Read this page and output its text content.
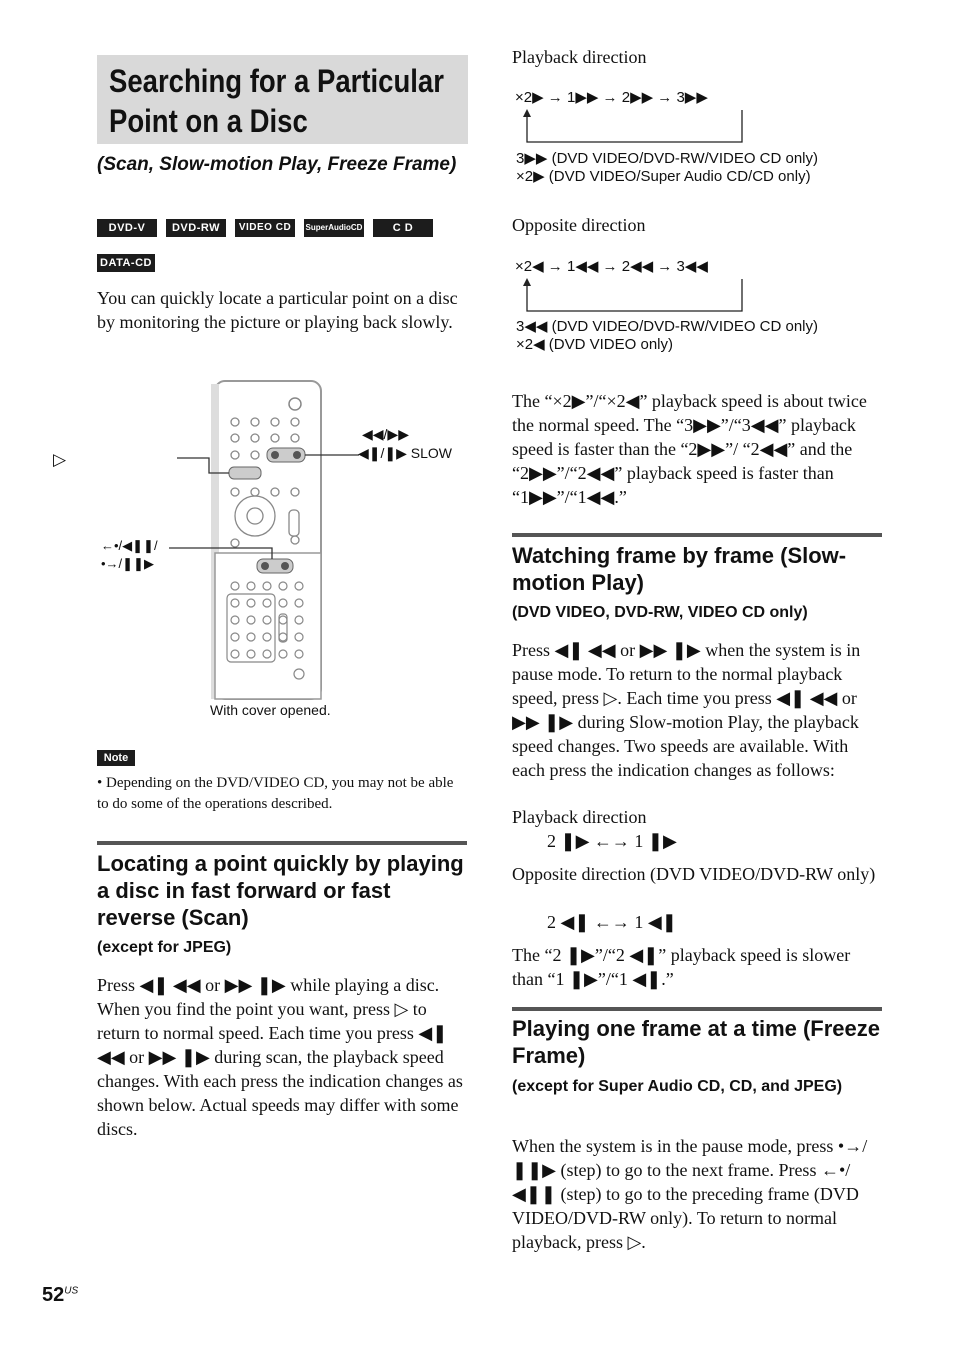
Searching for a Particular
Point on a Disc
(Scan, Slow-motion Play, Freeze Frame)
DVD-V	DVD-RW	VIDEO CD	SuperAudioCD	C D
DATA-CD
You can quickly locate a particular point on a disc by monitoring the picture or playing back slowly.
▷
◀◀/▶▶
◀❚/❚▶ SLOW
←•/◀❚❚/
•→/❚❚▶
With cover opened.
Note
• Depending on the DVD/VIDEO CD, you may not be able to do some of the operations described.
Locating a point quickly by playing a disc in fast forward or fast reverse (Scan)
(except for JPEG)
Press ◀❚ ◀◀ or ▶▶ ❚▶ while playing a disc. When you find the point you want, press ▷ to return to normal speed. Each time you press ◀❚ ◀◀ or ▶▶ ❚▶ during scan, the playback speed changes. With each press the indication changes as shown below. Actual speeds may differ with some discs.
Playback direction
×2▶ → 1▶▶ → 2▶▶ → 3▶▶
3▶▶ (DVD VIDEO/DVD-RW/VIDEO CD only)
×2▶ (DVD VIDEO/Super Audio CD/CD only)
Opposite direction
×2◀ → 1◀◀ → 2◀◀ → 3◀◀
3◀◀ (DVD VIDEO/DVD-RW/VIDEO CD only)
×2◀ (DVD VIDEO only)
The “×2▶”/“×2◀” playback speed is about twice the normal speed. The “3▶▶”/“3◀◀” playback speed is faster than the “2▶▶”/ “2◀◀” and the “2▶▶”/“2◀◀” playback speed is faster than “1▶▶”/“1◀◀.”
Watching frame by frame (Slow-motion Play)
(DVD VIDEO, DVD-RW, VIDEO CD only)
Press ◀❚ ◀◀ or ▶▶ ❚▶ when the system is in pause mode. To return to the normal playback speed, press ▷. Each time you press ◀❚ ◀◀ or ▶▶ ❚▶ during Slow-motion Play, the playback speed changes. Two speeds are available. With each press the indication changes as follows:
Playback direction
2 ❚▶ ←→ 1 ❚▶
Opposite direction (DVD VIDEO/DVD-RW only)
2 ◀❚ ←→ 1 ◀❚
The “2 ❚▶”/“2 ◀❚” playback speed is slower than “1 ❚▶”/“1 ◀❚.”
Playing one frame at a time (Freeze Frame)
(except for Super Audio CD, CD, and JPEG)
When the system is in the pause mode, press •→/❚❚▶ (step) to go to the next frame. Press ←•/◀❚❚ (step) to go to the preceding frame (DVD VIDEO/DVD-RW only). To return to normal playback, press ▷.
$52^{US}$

= = =

> TASK TO CARRY OUT: Quote the records above exactly, leaving out any pictures.

> ANSWER FOR THIS EXERCISE:
Read this page and output its text content.
Searching for a Particular
Point on a Disc
(Scan, Slow-motion Play, Freeze Frame)
DVD-V	DVD-RW	VIDEO CD	SuperAudioCD	C D
DATA-CD
You can quickly locate a particular point on a disc by monitoring the picture or playing back slowly.
▷
◀◀/▶▶
◀❚/❚▶ SLOW
←•/◀❚❚/
•→/❚❚▶
With cover opened.
Note
• Depending on the DVD/VIDEO CD, you may not be able to do some of the operations described.
Locating a point quickly by playing a disc in fast forward or fast reverse (Scan)
(except for JPEG)
Press ◀❚ ◀◀ or ▶▶ ❚▶ while playing a disc. When you find the point you want, press ▷ to return to normal speed. Each time you press ◀❚ ◀◀ or ▶▶ ❚▶ during scan, the playback speed changes. With each press the indication changes as shown below. Actual speeds may differ with some discs.
Playback direction
×2▶ → 1▶▶ → 2▶▶ → 3▶▶
3▶▶ (DVD VIDEO/DVD-RW/VIDEO CD only)
×2▶ (DVD VIDEO/Super Audio CD/CD only)
Opposite direction
×2◀ → 1◀◀ → 2◀◀ → 3◀◀
3◀◀ (DVD VIDEO/DVD-RW/VIDEO CD only)
×2◀ (DVD VIDEO only)
The “×2▶”/“×2◀” playback speed is about twice the normal speed. The “3▶▶”/“3◀◀” playback speed is faster than the “2▶▶”/ “2◀◀” and the “2▶▶”/“2◀◀” playback speed is faster than “1▶▶”/“1◀◀.”
Watching frame by frame (Slow-motion Play)
(DVD VIDEO, DVD-RW, VIDEO CD only)
Press ◀❚ ◀◀ or ▶▶ ❚▶ when the system is in pause mode. To return to the normal playback speed, press ▷. Each time you press ◀❚ ◀◀ or ▶▶ ❚▶ during Slow-motion Play, the playback speed changes. Two speeds are available. With each press the indication changes as follows:
Playback direction
2 ❚▶ ←→ 1 ❚▶
Opposite direction (DVD VIDEO/DVD-RW only)
2 ◀❚ ←→ 1 ◀❚
The “2 ❚▶”/“2 ◀❚” playback speed is slower than “1 ❚▶”/“1 ◀❚.”
Playing one frame at a time (Freeze Frame)
(except for Super Audio CD, CD, and JPEG)
When the system is in the pause mode, press •→/❚❚▶ (step) to go to the next frame. Press ←•/◀❚❚ (step) to go to the preceding frame (DVD VIDEO/DVD-RW only). To return to normal playback, press ▷.
$52^{US}$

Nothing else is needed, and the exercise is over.